Pull every line containing "MOTION" from the entries.

***** Available records

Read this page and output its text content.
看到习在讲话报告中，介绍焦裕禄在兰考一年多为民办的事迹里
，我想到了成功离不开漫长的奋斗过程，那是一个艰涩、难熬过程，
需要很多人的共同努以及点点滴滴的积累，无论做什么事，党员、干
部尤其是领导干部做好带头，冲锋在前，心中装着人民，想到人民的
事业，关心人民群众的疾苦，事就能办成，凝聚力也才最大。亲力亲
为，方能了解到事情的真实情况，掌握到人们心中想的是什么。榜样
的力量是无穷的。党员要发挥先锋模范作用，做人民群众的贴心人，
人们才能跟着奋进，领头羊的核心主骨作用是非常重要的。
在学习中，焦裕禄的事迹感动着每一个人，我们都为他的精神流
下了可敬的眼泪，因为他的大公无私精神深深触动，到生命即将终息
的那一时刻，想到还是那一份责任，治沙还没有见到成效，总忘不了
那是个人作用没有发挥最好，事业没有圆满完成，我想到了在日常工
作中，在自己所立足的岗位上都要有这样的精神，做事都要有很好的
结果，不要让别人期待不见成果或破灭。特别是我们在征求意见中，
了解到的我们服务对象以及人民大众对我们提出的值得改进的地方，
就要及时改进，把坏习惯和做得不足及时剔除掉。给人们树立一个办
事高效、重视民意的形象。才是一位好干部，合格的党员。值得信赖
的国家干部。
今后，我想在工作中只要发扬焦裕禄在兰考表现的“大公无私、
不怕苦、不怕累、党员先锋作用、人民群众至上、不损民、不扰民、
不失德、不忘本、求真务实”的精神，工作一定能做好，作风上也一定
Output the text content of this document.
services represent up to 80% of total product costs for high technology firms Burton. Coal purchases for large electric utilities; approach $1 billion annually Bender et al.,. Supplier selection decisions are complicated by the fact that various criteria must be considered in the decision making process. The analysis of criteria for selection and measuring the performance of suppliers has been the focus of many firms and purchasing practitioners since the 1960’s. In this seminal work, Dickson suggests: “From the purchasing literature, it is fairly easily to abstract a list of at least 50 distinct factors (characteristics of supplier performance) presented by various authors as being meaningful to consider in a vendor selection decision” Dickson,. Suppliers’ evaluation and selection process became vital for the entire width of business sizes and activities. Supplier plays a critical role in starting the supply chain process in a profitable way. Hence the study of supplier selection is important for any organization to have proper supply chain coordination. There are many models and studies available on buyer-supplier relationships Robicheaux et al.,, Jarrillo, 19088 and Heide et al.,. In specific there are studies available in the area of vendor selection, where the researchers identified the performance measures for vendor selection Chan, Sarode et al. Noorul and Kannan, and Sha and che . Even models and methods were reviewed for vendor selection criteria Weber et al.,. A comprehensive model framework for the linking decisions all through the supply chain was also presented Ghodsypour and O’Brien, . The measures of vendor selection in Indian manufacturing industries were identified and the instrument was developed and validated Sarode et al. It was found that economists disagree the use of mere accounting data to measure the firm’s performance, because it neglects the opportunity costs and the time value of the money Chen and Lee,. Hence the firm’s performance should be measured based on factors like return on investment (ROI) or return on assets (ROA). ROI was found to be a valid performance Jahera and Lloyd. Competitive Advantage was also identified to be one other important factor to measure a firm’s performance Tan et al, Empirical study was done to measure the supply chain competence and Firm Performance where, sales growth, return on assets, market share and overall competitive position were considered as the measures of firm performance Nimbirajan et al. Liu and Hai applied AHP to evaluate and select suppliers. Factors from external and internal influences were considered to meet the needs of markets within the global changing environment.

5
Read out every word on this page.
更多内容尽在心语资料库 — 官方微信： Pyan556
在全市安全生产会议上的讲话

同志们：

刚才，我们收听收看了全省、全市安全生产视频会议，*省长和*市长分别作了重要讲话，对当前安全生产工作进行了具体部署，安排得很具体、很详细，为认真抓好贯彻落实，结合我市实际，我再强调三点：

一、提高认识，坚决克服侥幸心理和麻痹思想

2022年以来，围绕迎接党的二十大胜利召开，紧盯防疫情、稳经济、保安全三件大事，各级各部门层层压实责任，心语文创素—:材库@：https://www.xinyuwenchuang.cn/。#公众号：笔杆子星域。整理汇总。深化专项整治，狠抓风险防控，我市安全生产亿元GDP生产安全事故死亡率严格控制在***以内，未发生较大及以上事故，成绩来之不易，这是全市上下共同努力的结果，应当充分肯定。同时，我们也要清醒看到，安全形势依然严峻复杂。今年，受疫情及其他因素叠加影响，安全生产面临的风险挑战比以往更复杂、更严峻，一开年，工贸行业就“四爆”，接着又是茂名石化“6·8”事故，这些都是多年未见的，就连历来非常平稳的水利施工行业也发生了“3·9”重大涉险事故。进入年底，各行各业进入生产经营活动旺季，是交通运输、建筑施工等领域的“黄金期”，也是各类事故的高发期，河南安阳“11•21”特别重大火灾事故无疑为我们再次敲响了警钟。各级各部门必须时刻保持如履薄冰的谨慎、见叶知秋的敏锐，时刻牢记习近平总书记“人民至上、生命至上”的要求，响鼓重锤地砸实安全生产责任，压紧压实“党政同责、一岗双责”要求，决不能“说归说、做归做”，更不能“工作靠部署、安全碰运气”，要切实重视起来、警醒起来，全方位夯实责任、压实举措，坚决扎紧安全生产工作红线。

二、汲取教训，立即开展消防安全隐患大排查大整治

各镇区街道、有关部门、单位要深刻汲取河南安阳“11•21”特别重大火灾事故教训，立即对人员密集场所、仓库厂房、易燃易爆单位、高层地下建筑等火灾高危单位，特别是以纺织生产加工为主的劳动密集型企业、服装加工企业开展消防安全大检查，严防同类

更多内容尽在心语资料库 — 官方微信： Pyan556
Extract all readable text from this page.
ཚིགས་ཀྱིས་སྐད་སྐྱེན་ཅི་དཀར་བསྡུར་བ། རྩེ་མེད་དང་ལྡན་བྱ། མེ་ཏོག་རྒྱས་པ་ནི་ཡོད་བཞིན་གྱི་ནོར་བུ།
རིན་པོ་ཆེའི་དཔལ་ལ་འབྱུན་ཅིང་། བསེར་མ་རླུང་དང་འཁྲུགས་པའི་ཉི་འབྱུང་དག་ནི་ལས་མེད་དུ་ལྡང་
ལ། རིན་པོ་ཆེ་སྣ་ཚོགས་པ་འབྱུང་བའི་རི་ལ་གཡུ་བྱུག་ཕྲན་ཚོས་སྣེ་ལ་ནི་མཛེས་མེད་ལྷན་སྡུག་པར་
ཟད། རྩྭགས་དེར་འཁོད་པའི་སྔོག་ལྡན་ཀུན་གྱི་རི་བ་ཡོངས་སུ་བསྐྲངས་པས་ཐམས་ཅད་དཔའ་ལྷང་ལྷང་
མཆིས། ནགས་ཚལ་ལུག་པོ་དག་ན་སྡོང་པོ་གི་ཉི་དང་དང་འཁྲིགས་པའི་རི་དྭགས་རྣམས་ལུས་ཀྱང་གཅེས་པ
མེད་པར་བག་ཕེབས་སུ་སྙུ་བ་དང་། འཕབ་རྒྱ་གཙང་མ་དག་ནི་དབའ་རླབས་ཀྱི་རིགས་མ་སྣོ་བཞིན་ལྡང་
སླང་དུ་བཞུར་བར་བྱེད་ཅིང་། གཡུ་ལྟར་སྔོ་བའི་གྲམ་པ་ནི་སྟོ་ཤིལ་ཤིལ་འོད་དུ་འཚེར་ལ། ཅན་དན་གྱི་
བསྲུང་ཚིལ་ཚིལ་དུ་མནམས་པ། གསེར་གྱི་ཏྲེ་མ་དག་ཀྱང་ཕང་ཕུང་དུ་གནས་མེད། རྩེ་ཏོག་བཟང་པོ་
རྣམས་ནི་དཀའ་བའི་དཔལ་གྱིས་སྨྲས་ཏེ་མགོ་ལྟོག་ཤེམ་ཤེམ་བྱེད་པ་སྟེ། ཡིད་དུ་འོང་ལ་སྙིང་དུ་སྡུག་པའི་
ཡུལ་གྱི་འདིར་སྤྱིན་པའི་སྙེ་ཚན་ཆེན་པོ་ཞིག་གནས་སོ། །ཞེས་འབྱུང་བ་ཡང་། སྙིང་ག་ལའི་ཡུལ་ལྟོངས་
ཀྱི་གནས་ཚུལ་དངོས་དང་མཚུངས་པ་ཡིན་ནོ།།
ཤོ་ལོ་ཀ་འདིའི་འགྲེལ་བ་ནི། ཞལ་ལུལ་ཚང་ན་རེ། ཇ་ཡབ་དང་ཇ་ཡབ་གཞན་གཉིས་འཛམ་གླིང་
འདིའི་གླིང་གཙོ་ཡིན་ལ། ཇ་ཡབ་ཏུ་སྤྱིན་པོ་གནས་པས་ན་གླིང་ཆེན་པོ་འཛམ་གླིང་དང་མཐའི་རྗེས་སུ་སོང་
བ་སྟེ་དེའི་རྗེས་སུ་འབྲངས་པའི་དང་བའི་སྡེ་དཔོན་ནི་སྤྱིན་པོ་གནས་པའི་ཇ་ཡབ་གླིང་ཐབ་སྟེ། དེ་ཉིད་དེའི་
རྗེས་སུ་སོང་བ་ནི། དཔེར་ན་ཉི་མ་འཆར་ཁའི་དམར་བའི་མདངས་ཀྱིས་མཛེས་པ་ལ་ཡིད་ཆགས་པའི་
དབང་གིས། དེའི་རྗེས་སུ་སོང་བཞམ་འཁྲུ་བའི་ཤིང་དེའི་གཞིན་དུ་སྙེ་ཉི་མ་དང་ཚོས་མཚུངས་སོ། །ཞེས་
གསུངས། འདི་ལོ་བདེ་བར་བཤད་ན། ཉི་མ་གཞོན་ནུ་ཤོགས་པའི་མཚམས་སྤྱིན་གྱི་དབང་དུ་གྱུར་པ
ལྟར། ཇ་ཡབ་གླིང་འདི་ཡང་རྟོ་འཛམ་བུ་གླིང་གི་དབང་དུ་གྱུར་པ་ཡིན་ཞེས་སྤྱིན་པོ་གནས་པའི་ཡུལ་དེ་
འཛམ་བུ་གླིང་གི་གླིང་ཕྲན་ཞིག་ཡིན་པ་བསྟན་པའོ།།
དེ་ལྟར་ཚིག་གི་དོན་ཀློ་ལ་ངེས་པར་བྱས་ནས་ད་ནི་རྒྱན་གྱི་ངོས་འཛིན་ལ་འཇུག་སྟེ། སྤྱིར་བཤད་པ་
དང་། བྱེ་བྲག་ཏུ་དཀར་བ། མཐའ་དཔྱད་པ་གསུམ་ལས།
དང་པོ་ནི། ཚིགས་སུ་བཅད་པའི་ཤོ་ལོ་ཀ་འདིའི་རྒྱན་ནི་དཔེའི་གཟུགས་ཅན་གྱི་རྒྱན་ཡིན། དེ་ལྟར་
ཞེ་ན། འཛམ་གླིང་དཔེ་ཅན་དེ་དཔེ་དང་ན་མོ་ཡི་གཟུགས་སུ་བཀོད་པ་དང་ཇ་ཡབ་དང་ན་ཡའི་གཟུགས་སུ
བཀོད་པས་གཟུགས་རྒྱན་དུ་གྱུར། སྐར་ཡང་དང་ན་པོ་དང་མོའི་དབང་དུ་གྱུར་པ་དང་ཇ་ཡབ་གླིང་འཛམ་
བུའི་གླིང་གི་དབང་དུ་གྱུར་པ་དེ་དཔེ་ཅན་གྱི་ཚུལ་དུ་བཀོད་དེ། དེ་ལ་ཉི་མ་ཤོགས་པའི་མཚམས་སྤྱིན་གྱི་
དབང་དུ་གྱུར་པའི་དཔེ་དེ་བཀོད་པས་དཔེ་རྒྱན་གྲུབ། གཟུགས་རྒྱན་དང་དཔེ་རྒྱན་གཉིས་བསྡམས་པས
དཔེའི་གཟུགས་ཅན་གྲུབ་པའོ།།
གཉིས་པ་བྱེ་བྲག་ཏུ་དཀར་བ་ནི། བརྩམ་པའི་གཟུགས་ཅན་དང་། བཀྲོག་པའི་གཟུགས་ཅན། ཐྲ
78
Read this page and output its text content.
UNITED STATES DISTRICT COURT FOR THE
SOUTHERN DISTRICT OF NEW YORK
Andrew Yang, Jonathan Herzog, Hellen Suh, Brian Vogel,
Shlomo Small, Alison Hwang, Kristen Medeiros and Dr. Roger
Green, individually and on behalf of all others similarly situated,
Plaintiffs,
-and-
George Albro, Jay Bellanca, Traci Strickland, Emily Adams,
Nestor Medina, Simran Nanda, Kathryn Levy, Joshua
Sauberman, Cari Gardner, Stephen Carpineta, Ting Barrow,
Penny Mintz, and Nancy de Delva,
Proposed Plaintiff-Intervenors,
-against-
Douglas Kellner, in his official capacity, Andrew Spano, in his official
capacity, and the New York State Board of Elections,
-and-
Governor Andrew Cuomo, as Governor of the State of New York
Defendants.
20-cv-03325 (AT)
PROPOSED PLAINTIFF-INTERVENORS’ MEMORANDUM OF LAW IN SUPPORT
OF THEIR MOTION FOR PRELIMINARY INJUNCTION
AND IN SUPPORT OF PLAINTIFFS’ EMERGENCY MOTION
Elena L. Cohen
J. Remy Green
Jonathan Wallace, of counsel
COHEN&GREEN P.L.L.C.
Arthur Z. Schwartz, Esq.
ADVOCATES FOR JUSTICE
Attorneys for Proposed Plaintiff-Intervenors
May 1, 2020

**********

▶ Answer to this problem
OF THEIR MOTION FOR PRELIMINARY INJUNCTION
AND IN SUPPORT OF PLAINTIFFS’ EMERGENCY MOTION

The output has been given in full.